══ RECORDED DATA ══

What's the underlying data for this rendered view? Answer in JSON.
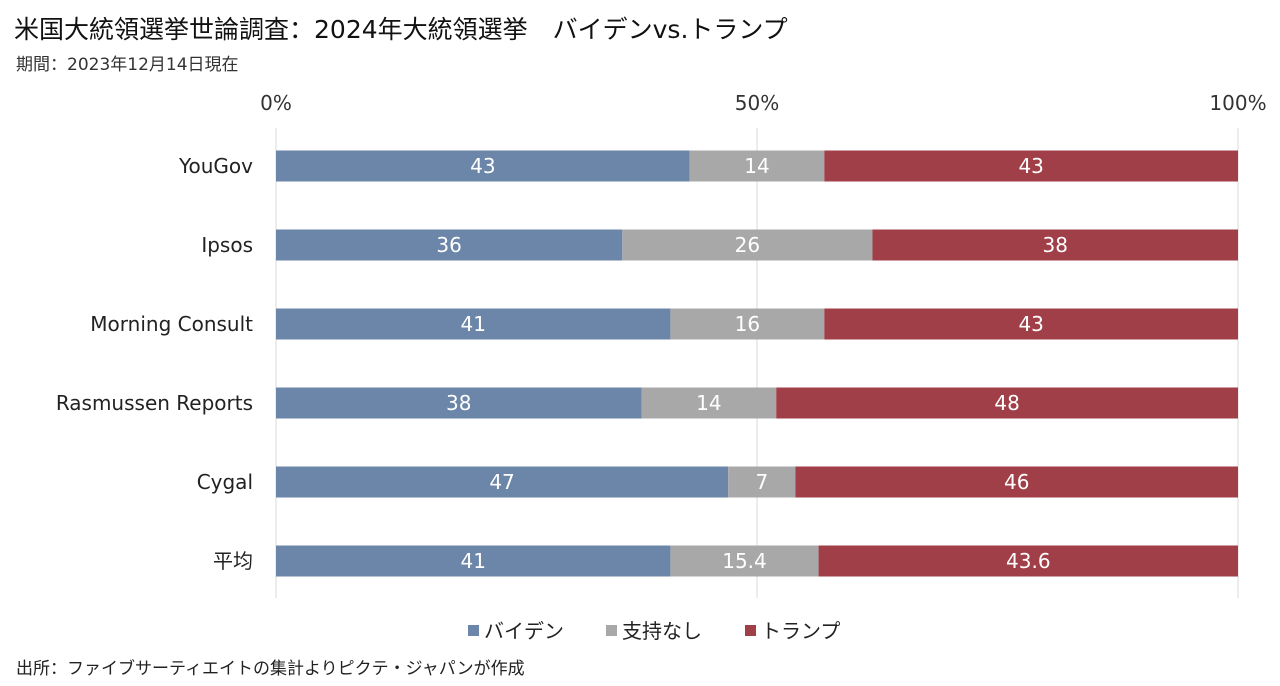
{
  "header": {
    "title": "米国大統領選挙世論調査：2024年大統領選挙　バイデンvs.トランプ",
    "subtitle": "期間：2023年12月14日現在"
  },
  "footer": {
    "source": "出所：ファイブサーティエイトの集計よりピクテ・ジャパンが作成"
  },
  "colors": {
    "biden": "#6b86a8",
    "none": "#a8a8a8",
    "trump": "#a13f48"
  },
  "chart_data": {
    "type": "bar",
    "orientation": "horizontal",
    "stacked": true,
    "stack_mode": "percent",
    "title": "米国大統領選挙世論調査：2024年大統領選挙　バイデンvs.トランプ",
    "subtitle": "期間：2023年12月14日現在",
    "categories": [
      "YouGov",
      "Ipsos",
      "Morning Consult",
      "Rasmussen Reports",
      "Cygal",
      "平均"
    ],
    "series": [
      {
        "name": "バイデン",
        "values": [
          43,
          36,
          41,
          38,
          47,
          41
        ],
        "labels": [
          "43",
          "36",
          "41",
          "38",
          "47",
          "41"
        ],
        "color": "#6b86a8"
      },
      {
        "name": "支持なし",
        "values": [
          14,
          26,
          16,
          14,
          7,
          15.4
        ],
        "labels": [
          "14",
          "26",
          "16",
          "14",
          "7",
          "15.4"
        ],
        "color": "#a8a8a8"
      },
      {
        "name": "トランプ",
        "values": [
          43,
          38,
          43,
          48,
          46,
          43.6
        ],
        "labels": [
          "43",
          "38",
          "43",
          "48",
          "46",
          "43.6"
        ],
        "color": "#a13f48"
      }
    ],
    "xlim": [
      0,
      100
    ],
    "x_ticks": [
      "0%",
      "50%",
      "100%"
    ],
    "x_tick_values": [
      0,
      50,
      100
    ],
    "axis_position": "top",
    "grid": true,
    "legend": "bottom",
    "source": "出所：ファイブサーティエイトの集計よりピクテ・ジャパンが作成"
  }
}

═══
══ RECORDED DATA ══

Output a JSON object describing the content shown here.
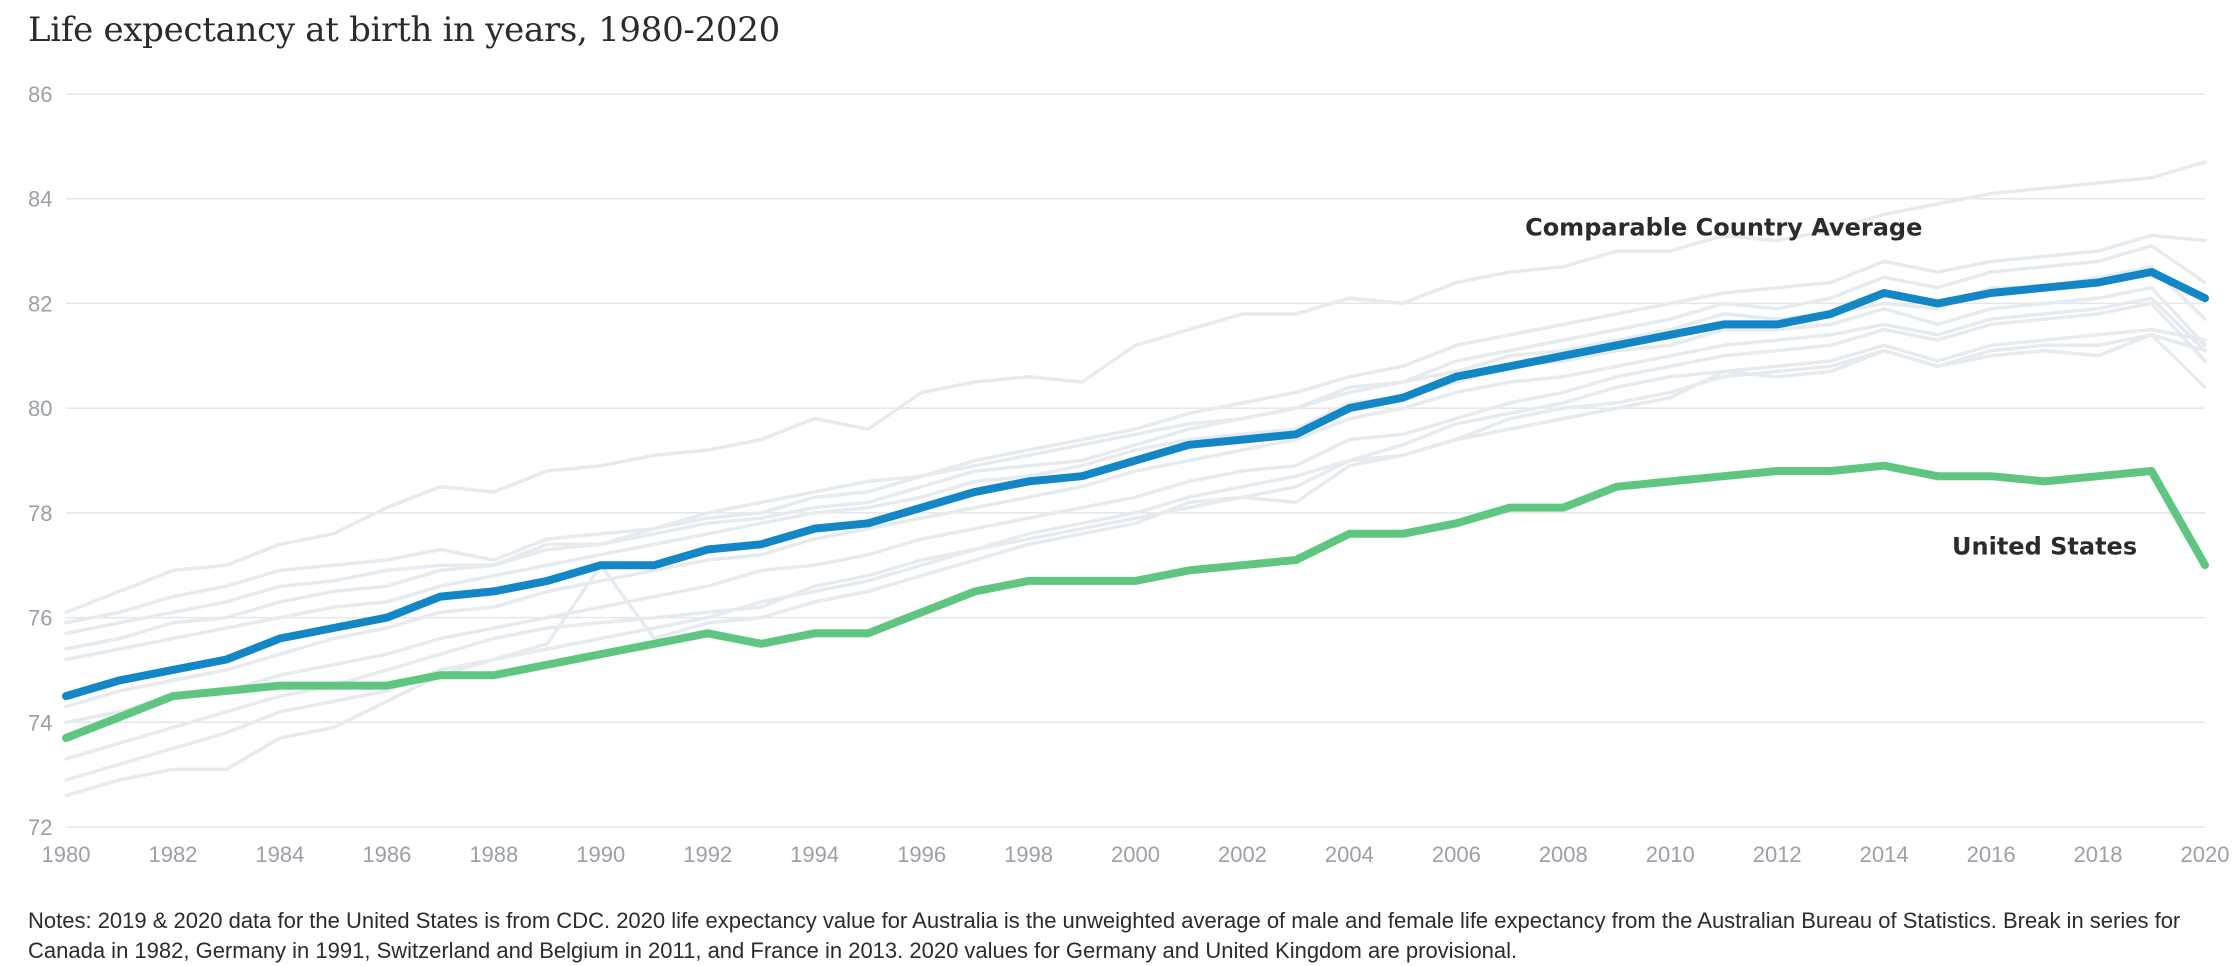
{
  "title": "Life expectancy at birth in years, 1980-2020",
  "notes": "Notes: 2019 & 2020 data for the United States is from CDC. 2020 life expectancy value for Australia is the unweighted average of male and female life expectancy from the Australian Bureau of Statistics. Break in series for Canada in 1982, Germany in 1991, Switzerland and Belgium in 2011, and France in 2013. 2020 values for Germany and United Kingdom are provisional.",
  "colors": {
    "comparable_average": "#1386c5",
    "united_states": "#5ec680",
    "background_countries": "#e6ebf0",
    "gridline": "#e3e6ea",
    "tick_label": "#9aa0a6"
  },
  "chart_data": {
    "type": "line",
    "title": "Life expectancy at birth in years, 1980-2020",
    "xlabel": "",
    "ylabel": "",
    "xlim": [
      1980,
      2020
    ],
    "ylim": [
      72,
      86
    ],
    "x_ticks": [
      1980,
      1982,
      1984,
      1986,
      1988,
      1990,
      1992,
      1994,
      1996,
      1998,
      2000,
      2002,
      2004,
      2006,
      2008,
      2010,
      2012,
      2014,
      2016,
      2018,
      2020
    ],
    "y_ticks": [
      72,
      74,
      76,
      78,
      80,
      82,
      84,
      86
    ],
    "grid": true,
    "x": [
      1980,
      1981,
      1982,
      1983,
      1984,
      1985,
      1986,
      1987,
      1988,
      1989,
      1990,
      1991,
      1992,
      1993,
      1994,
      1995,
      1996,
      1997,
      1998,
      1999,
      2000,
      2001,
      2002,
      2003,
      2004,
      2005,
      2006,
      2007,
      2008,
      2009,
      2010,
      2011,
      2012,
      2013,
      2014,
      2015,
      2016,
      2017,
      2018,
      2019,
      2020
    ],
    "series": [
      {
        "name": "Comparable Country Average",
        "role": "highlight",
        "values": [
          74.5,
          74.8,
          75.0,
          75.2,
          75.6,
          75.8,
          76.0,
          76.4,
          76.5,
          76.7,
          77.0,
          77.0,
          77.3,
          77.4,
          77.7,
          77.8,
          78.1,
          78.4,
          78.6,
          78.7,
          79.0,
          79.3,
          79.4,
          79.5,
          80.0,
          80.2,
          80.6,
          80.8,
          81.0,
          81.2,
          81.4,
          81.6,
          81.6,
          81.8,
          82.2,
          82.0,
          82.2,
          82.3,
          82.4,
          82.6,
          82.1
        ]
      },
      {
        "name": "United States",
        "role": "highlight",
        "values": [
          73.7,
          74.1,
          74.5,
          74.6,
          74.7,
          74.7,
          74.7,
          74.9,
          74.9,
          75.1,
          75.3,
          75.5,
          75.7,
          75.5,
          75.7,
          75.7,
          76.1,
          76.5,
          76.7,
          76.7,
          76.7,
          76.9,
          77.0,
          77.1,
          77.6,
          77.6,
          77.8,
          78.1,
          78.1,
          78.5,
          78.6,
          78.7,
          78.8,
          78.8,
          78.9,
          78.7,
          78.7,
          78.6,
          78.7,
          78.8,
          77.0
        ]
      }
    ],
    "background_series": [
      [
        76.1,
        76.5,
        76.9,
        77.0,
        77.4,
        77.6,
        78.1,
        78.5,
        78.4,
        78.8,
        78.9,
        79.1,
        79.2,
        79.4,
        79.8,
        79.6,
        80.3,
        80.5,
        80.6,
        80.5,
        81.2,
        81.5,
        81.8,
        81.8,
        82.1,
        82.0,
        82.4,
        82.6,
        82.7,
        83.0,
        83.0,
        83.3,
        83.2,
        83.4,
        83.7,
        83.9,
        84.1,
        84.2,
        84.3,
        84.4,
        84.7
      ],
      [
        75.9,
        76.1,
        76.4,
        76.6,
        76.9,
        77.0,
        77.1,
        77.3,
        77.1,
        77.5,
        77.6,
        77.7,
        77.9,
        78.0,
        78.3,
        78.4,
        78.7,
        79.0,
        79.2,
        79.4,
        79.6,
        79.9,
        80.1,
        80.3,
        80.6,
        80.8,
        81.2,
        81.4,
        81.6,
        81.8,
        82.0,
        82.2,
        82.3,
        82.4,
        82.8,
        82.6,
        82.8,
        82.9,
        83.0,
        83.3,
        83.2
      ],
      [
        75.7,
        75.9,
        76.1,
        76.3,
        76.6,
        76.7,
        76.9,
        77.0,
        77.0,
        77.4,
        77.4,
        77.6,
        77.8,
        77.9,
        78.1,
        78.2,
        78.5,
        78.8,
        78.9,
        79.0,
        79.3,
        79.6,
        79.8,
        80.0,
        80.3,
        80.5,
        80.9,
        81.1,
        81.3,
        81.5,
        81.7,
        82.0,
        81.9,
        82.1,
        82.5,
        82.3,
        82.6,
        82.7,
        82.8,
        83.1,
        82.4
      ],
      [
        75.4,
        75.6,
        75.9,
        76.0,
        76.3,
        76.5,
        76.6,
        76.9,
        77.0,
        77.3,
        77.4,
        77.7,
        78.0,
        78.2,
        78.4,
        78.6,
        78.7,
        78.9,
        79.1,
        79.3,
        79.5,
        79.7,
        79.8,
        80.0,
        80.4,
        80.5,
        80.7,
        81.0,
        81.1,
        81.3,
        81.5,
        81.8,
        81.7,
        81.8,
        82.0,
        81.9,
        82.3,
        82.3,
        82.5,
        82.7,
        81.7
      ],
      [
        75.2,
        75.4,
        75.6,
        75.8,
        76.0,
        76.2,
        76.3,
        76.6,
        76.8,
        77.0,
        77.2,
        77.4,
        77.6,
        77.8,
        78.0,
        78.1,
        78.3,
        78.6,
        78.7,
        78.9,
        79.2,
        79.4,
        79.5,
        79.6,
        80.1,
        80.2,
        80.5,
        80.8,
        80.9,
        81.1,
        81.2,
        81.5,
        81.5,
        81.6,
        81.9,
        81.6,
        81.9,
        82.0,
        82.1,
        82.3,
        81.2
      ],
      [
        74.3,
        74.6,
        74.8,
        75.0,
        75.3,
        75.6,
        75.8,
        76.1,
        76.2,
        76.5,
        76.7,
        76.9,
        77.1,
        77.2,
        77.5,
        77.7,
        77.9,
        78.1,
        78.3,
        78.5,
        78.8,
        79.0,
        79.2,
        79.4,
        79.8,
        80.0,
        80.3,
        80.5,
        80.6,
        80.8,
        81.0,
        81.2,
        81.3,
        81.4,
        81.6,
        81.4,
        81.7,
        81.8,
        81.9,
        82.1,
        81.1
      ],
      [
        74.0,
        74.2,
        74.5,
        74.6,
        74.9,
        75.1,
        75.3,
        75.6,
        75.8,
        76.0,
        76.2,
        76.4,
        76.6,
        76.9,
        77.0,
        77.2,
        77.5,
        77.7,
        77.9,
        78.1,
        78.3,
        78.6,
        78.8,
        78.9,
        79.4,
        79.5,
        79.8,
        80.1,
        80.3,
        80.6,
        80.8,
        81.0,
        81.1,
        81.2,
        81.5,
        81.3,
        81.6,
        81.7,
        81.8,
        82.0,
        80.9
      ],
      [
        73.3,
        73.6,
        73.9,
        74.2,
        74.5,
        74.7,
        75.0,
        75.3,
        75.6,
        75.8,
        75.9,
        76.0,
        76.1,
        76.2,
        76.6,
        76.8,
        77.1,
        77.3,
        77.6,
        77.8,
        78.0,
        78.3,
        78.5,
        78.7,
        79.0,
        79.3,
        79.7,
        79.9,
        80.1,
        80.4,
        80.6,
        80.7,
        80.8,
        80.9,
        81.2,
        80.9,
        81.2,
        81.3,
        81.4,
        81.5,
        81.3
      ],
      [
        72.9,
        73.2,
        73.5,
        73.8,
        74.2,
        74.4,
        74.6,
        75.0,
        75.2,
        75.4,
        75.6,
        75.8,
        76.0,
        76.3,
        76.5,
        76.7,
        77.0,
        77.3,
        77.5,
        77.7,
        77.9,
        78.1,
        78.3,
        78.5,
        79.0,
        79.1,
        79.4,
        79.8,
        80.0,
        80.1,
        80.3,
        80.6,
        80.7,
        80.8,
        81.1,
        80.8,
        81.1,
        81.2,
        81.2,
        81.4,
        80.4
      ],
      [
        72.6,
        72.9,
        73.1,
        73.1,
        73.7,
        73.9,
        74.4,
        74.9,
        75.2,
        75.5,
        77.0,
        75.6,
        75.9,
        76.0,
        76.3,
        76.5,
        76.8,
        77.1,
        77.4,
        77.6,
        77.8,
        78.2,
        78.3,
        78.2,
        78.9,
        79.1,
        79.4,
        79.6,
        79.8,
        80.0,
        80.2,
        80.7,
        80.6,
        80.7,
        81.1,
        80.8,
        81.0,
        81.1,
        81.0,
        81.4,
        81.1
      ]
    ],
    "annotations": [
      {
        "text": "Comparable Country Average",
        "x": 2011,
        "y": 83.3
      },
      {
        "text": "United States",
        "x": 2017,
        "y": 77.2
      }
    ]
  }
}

═══

WHAT TO WORK ON:
Return, from the data, each line that has the word "JSON" in it.

OUTPUT BELOW:
What's the underlying data for this rendered view? Answer in JSON.
Output a JSON object describing the content shown here.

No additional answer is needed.